-------- Entries provided --------

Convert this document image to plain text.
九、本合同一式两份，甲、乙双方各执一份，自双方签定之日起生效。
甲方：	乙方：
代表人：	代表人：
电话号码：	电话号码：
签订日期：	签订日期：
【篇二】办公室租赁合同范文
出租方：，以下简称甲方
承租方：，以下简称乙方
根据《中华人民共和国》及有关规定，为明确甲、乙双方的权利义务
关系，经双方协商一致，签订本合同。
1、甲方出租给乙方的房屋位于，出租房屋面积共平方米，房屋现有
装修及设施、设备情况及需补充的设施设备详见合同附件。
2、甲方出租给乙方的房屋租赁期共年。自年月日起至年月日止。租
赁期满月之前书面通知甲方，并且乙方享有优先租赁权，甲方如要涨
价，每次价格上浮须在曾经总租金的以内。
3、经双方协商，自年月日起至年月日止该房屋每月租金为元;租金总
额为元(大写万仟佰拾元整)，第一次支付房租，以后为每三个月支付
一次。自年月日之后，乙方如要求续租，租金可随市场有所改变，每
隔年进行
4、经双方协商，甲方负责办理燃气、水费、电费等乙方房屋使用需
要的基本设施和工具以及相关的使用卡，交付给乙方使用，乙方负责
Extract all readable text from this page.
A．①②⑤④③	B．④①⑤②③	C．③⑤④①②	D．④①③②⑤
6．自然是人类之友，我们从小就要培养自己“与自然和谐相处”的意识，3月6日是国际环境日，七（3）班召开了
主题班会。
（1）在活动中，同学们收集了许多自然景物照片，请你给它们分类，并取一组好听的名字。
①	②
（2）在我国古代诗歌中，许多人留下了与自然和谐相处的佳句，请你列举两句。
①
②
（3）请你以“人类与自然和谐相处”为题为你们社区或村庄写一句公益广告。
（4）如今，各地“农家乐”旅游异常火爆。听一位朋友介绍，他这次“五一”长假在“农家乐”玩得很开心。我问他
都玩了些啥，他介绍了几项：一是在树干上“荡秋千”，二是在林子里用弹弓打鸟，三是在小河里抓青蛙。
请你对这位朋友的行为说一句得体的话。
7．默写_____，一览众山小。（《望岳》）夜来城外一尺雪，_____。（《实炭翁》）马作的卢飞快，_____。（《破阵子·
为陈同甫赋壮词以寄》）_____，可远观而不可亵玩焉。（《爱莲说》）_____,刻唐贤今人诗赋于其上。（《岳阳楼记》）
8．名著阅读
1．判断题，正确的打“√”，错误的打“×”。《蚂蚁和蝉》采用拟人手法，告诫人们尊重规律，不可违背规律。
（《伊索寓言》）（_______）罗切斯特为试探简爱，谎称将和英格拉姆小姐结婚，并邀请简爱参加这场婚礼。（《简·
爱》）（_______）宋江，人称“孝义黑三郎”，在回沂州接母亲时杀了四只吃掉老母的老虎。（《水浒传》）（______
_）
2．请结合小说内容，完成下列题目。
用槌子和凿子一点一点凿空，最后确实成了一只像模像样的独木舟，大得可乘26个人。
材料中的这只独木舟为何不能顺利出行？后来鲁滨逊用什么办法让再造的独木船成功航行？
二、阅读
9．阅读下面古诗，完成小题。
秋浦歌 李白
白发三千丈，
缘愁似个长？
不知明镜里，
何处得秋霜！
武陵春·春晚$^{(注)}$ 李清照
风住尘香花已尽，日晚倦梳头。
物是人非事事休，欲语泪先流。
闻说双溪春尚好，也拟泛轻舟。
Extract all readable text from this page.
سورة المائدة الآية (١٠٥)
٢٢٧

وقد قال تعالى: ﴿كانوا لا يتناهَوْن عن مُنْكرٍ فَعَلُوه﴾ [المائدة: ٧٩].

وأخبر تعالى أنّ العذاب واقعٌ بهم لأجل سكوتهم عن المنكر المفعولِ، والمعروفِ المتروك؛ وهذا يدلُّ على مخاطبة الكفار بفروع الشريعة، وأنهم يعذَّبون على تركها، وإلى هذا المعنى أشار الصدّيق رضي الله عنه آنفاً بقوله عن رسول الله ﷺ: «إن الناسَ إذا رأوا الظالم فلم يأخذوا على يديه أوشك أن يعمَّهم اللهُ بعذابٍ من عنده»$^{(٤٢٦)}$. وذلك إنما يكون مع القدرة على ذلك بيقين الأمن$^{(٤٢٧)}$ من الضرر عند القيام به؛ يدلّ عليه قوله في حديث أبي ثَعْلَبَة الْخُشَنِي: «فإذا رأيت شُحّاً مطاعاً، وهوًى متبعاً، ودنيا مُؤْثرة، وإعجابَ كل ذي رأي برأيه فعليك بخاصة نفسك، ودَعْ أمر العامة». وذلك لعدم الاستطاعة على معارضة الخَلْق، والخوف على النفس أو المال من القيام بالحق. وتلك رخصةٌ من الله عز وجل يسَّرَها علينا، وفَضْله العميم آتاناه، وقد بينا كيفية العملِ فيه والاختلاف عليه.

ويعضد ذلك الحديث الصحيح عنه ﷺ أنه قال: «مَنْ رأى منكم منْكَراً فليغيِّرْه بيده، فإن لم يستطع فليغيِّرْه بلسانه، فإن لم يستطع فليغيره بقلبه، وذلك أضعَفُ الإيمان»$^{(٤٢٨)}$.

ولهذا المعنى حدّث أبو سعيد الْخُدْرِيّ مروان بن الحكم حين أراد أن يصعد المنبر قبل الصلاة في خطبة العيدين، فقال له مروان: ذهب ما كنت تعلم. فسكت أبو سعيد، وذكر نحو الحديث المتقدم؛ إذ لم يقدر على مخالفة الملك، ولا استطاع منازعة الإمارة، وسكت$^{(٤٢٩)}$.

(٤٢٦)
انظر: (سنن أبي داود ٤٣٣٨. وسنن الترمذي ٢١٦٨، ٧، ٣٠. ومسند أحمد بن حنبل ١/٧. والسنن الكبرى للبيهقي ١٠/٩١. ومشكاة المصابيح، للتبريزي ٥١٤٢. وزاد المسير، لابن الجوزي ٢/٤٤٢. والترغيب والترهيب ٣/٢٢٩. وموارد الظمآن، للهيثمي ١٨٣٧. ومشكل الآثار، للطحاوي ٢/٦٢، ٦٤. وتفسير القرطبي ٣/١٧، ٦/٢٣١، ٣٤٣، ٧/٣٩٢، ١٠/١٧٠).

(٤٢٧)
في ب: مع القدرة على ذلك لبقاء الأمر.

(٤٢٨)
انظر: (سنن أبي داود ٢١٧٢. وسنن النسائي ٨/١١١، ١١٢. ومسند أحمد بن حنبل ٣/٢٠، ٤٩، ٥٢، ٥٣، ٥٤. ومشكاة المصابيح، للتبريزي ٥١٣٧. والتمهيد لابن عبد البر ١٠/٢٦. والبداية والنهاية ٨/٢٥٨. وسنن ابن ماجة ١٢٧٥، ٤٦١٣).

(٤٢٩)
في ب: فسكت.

--------

Instructions for the task >> Repeat every entry exactly, please.

The answer >>
Convert this document image to plain text.
九、本合同一式两份，甲、乙双方各执一份，自双方签定之日起生效。
甲方：	乙方：
代表人：	代表人：
电话号码：	电话号码：
签订日期：	签订日期：
【篇二】办公室租赁合同范文
出租方：，以下简称甲方
承租方：，以下简称乙方
根据《中华人民共和国》及有关规定，为明确甲、乙双方的权利义务
关系，经双方协商一致，签订本合同。
1、甲方出租给乙方的房屋位于，出租房屋面积共平方米，房屋现有
装修及设施、设备情况及需补充的设施设备详见合同附件。
2、甲方出租给乙方的房屋租赁期共年。自年月日起至年月日止。租
赁期满月之前书面通知甲方，并且乙方享有优先租赁权，甲方如要涨
价，每次价格上浮须在曾经总租金的以内。
3、经双方协商，自年月日起至年月日止该房屋每月租金为元;租金总
额为元(大写万仟佰拾元整)，第一次支付房租，以后为每三个月支付
一次。自年月日之后，乙方如要求续租，租金可随市场有所改变，每
隔年进行
4、经双方协商，甲方负责办理燃气、水费、电费等乙方房屋使用需
要的基本设施和工具以及相关的使用卡，交付给乙方使用，乙方负责
Extract all readable text from this page.
A．①②⑤④③	B．④①⑤②③	C．③⑤④①②	D．④①③②⑤
6．自然是人类之友，我们从小就要培养自己“与自然和谐相处”的意识，3月6日是国际环境日，七（3）班召开了
主题班会。
（1）在活动中，同学们收集了许多自然景物照片，请你给它们分类，并取一组好听的名字。
①	②
（2）在我国古代诗歌中，许多人留下了与自然和谐相处的佳句，请你列举两句。
①
②
（3）请你以“人类与自然和谐相处”为题为你们社区或村庄写一句公益广告。
（4）如今，各地“农家乐”旅游异常火爆。听一位朋友介绍，他这次“五一”长假在“农家乐”玩得很开心。我问他
都玩了些啥，他介绍了几项：一是在树干上“荡秋千”，二是在林子里用弹弓打鸟，三是在小河里抓青蛙。
请你对这位朋友的行为说一句得体的话。
7．默写_____，一览众山小。（《望岳》）夜来城外一尺雪，_____。（《实炭翁》）马作的卢飞快，_____。（《破阵子·
为陈同甫赋壮词以寄》）_____，可远观而不可亵玩焉。（《爱莲说》）_____,刻唐贤今人诗赋于其上。（《岳阳楼记》）
8．名著阅读
1．判断题，正确的打“√”，错误的打“×”。《蚂蚁和蝉》采用拟人手法，告诫人们尊重规律，不可违背规律。
（《伊索寓言》）（_______）罗切斯特为试探简爱，谎称将和英格拉姆小姐结婚，并邀请简爱参加这场婚礼。（《简·
爱》）（_______）宋江，人称“孝义黑三郎”，在回沂州接母亲时杀了四只吃掉老母的老虎。（《水浒传》）（______
_）
2．请结合小说内容，完成下列题目。
用槌子和凿子一点一点凿空，最后确实成了一只像模像样的独木舟，大得可乘26个人。
材料中的这只独木舟为何不能顺利出行？后来鲁滨逊用什么办法让再造的独木船成功航行？
二、阅读
9．阅读下面古诗，完成小题。
秋浦歌 李白
白发三千丈，
缘愁似个长？
不知明镜里，
何处得秋霜！
武陵春·春晚$^{(注)}$ 李清照
风住尘香花已尽，日晚倦梳头。
物是人非事事休，欲语泪先流。
闻说双溪春尚好，也拟泛轻舟。
Extract all readable text from this page.
سورة المائدة الآية (١٠٥)
٢٢٧

وقد قال تعالى: ﴿كانوا لا يتناهَوْن عن مُنْكرٍ فَعَلُوه﴾ [المائدة: ٧٩].

وأخبر تعالى أنّ العذاب واقعٌ بهم لأجل سكوتهم عن المنكر المفعولِ، والمعروفِ المتروك؛ وهذا يدلُّ على مخاطبة الكفار بفروع الشريعة، وأنهم يعذَّبون على تركها، وإلى هذا المعنى أشار الصدّيق رضي الله عنه آنفاً بقوله عن رسول الله ﷺ: «إن الناسَ إذا رأوا الظالم فلم يأخذوا على يديه أوشك أن يعمَّهم اللهُ بعذابٍ من عنده»$^{(٤٢٦)}$. وذلك إنما يكون مع القدرة على ذلك بيقين الأمن$^{(٤٢٧)}$ من الضرر عند القيام به؛ يدلّ عليه قوله في حديث أبي ثَعْلَبَة الْخُشَنِي: «فإذا رأيت شُحّاً مطاعاً، وهوًى متبعاً، ودنيا مُؤْثرة، وإعجابَ كل ذي رأي برأيه فعليك بخاصة نفسك، ودَعْ أمر العامة». وذلك لعدم الاستطاعة على معارضة الخَلْق، والخوف على النفس أو المال من القيام بالحق. وتلك رخصةٌ من الله عز وجل يسَّرَها علينا، وفَضْله العميم آتاناه، وقد بينا كيفية العملِ فيه والاختلاف عليه.

ويعضد ذلك الحديث الصحيح عنه ﷺ أنه قال: «مَنْ رأى منكم منْكَراً فليغيِّرْه بيده، فإن لم يستطع فليغيِّرْه بلسانه، فإن لم يستطع فليغيره بقلبه، وذلك أضعَفُ الإيمان»$^{(٤٢٨)}$.

ولهذا المعنى حدّث أبو سعيد الْخُدْرِيّ مروان بن الحكم حين أراد أن يصعد المنبر قبل الصلاة في خطبة العيدين، فقال له مروان: ذهب ما كنت تعلم. فسكت أبو سعيد، وذكر نحو الحديث المتقدم؛ إذ لم يقدر على مخالفة الملك، ولا استطاع منازعة الإمارة، وسكت$^{(٤٢٩)}$.

(٤٢٦)
انظر: (سنن أبي داود ٤٣٣٨. وسنن الترمذي ٢١٦٨، ٧، ٣٠. ومسند أحمد بن حنبل ١/٧. والسنن الكبرى للبيهقي ١٠/٩١. ومشكاة المصابيح، للتبريزي ٥١٤٢. وزاد المسير، لابن الجوزي ٢/٤٤٢. والترغيب والترهيب ٣/٢٢٩. وموارد الظمآن، للهيثمي ١٨٣٧. ومشكل الآثار، للطحاوي ٢/٦٢، ٦٤. وتفسير القرطبي ٣/١٧، ٦/٢٣١، ٣٤٣، ٧/٣٩٢، ١٠/١٧٠).

(٤٢٧)
في ب: مع القدرة على ذلك لبقاء الأمر.

(٤٢٨)
انظر: (سنن أبي داود ٢١٧٢. وسنن النسائي ٨/١١١، ١١٢. ومسند أحمد بن حنبل ٣/٢٠، ٤٩، ٥٢، ٥٣، ٥٤. ومشكاة المصابيح، للتبريزي ٥١٣٧. والتمهيد لابن عبد البر ١٠/٢٦. والبداية والنهاية ٨/٢٥٨. وسنن ابن ماجة ١٢٧٥، ٤٦١٣).

(٤٢٩)
في ب: فسكت.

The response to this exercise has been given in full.